(Some records)
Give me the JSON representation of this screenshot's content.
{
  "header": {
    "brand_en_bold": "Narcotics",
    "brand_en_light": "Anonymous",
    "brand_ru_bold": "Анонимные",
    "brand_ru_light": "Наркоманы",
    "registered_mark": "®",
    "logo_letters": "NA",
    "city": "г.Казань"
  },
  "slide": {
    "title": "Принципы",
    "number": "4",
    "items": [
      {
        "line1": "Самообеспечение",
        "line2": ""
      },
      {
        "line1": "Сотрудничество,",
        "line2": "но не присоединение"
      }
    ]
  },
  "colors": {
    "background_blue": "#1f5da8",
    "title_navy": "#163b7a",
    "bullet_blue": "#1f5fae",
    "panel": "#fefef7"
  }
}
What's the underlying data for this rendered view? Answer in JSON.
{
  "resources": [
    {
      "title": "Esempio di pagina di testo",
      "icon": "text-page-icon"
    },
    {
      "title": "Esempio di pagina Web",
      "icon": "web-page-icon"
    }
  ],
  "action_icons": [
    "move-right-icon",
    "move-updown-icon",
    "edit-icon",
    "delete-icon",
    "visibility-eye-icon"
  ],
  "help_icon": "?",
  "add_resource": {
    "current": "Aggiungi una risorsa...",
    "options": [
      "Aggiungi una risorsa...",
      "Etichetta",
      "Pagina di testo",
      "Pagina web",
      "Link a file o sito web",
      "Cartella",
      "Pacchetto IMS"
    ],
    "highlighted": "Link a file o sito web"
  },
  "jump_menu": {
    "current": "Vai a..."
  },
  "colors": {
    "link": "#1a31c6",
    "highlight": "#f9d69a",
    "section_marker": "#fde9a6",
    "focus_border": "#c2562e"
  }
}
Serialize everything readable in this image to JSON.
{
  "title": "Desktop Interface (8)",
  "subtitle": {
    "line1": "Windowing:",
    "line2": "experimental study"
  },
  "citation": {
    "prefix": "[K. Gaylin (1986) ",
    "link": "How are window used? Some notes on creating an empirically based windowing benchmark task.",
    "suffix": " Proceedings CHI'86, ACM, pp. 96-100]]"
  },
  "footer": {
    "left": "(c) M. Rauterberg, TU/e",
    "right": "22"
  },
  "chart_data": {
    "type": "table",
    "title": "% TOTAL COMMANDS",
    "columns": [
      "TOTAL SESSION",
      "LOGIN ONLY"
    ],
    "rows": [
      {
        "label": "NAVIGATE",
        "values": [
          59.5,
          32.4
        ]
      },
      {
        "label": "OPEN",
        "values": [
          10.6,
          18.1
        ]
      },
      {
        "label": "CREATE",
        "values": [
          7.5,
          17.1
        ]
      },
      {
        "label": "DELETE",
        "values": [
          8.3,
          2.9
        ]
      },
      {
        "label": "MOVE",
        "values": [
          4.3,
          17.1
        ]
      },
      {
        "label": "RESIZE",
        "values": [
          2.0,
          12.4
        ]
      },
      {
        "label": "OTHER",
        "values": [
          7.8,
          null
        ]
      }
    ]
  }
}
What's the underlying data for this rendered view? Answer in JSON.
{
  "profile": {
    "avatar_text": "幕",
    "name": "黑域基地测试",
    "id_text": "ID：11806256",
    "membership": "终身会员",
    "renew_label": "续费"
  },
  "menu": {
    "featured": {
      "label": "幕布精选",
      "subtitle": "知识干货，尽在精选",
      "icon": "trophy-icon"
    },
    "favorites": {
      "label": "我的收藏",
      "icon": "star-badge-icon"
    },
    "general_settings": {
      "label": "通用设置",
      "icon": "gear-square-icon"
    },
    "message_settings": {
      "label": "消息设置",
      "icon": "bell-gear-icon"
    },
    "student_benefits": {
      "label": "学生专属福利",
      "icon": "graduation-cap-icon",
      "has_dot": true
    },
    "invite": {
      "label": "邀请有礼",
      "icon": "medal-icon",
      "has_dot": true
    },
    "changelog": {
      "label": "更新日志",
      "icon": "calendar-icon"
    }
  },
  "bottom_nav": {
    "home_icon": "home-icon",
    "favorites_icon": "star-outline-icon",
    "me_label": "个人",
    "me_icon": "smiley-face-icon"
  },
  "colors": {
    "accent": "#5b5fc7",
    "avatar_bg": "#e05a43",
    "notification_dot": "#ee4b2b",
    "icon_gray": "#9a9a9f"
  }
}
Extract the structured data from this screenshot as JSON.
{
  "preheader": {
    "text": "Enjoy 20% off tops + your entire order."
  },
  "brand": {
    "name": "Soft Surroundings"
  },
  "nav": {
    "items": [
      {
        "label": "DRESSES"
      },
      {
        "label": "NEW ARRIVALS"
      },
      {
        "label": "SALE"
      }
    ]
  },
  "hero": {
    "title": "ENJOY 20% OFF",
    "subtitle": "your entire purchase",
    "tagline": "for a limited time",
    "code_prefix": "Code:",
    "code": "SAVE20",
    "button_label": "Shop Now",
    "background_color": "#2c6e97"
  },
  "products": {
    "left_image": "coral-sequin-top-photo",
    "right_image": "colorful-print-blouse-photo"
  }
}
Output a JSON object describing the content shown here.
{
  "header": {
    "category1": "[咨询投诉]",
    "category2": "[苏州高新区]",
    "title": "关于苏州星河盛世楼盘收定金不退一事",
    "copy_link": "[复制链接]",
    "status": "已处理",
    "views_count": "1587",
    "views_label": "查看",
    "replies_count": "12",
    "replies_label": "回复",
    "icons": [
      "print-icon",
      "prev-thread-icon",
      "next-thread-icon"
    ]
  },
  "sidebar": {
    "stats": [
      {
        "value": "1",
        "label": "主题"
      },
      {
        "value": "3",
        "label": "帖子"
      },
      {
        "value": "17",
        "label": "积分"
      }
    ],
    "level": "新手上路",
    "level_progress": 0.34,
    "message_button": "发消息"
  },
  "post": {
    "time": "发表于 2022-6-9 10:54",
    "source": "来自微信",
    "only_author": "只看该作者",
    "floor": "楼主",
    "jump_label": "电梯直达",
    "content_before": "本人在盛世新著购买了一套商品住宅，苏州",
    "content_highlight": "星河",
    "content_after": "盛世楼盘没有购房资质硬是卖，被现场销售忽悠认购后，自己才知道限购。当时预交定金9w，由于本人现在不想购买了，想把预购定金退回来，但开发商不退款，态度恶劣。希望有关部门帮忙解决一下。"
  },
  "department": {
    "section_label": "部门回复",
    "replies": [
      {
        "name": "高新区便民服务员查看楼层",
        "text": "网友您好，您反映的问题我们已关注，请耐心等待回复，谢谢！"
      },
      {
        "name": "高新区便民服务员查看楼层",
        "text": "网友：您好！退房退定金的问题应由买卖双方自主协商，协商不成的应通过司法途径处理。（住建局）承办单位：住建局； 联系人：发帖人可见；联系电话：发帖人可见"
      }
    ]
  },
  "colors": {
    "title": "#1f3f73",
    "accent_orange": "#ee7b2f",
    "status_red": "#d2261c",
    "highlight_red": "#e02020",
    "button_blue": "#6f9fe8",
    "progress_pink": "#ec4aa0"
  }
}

• **REQUEST**: Lines that hold the word "page" are the ones to return, every one of them.

• **RESPONSE**:
      "icon": "text-page-icon"
      "icon": "web-page-icon"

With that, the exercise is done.